Pour elle, "la difficulté, aujourd’hui, est d’avoir une approche cohérente au sein de cette coalition internationale pour le Sahel. Quelle sera la position des autres chefs d’État ? Le Burkina Faso, par exemple, a refusé que la France intervienne sur son territoire. Il est donc difficile de considérer que le front est complètement uni, sur ce dossier de la lutte antiterroriste". D'ailleurs, au sein même du Mali, tout le monde n’a pas forcément le même avis, que ce soit sur l’option militaire ou sur les négociations avec le GSIM.
Un départ français "inenvisageable" pour le moment
C'est donc aux autorités de clarifier leurs positions, sans manichéisme. Car une décision ne pourrait se résumer à un choix entre l'aide militaire française et des discussions avec le GSIM.
Pour Niagalé Bagayoko, "il faut attendre de voir quel sera l'impact de ces neutralisations de l'armée française dans les prochaines semaines. On peut penser que des négociations peuvent continuer entre Bamako et le GSIM, pendant que le regain de l'activité française sur place modifie les dynamiques militaires".
"Je ne serais pas étonnée qu’à travers ce sursaut, la France mette une pression sur ces groupes djihadistes, afin de créer des conditions de négociations plus favorables à ses partenaires sahéliens et donc à l'État malien. Cela peut aussi être une stratégie diplomatique", ajoute-t-elle.
En attendant, pour la politologue, "un retrait de la France est inenvisageable", car cela sonnerait comme la reconnaissance d’un échec majeur, à l'aube de la prochaine élection présidentielle française, mais aussi car le contexte politique local ne peut être occulté. "Il y a une militarisation de l'État et la junte n’a toujours pas été dissoute malgré les recommandations de la Cédéao (Communauté économique des États de l'Afrique de l’Ouest)".

» **Lignes d'un jeu de données de mise en page**:
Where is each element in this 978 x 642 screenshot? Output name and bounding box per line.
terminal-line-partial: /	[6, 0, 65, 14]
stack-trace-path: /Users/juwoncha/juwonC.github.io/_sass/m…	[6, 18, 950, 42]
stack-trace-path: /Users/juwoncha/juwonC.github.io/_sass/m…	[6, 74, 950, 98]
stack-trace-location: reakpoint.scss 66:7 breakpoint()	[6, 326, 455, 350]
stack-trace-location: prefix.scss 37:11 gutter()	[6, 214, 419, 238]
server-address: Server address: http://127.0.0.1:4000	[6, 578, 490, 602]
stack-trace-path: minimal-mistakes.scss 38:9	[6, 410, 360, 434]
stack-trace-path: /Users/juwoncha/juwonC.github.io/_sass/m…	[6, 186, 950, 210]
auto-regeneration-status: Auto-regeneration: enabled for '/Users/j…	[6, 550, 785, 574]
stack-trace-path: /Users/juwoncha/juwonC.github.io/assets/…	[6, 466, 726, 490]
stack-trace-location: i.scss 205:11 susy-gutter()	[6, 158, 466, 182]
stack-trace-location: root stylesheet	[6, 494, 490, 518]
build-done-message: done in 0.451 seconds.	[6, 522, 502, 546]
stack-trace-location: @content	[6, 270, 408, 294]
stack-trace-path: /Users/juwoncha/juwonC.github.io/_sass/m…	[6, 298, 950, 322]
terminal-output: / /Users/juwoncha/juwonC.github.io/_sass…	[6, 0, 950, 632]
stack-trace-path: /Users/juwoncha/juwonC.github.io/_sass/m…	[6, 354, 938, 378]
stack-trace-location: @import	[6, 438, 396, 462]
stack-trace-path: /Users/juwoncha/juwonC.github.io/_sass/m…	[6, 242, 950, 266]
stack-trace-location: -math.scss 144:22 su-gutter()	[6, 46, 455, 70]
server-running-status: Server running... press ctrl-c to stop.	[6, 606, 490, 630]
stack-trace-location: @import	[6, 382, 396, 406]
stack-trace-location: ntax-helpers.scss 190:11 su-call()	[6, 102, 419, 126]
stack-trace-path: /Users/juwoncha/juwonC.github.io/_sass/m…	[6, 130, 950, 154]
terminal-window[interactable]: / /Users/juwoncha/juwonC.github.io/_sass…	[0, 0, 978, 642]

» **Travail demandé**:
1 – Indiquez si chacune des affirmations suivantes concorde avec le texte fourni, en répondant par oui ou par non et en citant à l'identique les mots du texte qui tranchent. (a) Le Burkina Faso a accepté que la France intervienne sur son territoire. (b) Selon la politologue, un retrait de la France est inenvisageable. (c) La junte a été dissoute conformément aux recommandations de la Cédéao.
2 – Extrayez du texte fourni, à l'identique, le passage qui s'ouvre sur les mots contenant « Un départ français » et se clôt sur « discussions avec le GSIM. ».
Il n'est pas nécessaire de consulter la liste.

» **Corrigé des exercices**:
1 –
(a) Non : « Le Burkina Faso, par exemple, a refusé que la France intervienne sur son territoire. »
(b) Oui : « un retrait de la France est inenvisageable »
(c) Non : « la junte n’a toujours pas été dissoute malgré les recommandations de la Cédéao »

2 –
Un départ français "inenvisageable" pour le moment
C'est donc aux autorités de clarifier leurs positions, sans manichéisme. Car une décision ne pourrait se résumer à un choix entre l'aide militaire française et des discussions avec le GSIM.